§ Required work
Copy every line of the data in which the word "standard" occurs.

§ Dataset records
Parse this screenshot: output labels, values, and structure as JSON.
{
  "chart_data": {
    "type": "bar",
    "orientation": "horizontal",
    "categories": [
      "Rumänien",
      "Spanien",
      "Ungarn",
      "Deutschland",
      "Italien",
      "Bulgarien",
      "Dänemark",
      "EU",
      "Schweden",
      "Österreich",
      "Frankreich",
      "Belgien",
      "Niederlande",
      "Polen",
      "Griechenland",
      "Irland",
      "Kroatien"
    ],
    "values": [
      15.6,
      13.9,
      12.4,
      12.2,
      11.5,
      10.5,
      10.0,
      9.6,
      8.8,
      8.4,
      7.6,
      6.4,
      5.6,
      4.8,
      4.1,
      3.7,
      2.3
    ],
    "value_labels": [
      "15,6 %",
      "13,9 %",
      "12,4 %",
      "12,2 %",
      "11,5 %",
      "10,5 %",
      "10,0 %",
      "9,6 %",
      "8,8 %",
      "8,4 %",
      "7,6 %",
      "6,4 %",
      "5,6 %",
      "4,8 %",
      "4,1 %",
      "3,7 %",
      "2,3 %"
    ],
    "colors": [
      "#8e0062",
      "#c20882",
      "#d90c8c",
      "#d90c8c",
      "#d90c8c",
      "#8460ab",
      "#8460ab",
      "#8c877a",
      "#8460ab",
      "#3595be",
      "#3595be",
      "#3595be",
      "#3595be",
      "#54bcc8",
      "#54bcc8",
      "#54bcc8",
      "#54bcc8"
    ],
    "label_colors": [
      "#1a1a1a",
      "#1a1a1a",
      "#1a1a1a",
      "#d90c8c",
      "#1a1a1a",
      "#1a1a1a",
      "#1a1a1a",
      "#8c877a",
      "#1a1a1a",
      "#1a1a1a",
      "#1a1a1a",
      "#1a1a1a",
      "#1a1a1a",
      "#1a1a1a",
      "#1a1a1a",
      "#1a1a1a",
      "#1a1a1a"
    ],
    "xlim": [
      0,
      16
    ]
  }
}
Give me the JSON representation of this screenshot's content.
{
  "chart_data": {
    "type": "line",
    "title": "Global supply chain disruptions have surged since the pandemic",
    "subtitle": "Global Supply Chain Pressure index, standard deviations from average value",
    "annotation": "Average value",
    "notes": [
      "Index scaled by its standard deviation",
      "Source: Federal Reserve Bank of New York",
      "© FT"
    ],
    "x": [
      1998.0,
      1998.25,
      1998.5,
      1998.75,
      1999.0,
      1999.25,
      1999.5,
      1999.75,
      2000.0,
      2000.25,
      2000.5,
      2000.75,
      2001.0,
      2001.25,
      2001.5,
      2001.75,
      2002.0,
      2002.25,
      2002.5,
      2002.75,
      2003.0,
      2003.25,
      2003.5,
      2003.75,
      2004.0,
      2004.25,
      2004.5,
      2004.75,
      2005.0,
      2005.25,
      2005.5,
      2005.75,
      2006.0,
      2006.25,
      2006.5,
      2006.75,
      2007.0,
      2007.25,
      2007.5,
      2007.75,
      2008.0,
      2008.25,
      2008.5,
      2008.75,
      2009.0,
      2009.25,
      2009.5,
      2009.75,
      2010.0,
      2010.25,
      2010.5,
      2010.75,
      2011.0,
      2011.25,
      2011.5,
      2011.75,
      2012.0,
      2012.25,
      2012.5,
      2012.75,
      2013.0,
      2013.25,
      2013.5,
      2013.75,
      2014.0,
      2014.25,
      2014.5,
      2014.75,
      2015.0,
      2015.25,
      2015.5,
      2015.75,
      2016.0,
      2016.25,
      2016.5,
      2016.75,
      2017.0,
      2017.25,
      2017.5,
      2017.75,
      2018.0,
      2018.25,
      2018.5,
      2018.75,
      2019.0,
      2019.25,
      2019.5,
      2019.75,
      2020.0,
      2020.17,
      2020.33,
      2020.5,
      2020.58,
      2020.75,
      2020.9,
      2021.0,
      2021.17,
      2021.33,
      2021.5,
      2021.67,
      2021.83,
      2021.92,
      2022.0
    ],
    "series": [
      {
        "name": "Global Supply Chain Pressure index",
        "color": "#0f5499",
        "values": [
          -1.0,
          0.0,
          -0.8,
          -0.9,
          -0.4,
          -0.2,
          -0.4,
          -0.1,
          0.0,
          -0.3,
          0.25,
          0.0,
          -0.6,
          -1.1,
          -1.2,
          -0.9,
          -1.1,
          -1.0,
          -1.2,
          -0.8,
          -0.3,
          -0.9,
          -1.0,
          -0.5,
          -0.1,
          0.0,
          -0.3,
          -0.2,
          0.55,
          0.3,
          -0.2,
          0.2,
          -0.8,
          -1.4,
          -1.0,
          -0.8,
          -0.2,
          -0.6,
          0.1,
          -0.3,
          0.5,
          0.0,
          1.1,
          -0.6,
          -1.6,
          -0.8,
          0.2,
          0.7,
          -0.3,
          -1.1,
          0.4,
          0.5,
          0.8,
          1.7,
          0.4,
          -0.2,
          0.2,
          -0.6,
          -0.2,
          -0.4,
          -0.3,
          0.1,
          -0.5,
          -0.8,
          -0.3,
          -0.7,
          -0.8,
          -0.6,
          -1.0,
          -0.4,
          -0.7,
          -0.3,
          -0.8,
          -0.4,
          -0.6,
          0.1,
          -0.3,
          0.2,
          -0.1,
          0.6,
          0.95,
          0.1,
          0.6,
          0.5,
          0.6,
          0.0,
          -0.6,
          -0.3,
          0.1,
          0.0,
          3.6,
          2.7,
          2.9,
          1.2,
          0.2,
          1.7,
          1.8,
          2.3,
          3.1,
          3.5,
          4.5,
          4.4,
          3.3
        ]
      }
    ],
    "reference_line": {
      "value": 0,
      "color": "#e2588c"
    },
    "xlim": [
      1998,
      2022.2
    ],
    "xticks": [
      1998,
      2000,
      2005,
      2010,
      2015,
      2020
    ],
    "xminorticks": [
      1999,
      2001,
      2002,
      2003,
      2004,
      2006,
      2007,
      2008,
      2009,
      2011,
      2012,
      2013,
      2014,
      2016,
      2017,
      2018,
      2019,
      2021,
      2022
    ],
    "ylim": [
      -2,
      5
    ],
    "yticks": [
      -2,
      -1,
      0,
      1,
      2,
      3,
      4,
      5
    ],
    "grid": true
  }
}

§ Solution to this problem
    "subtitle": "Global Supply Chain Pressure index, standard deviations from average value",
      "Index scaled by its standard deviation",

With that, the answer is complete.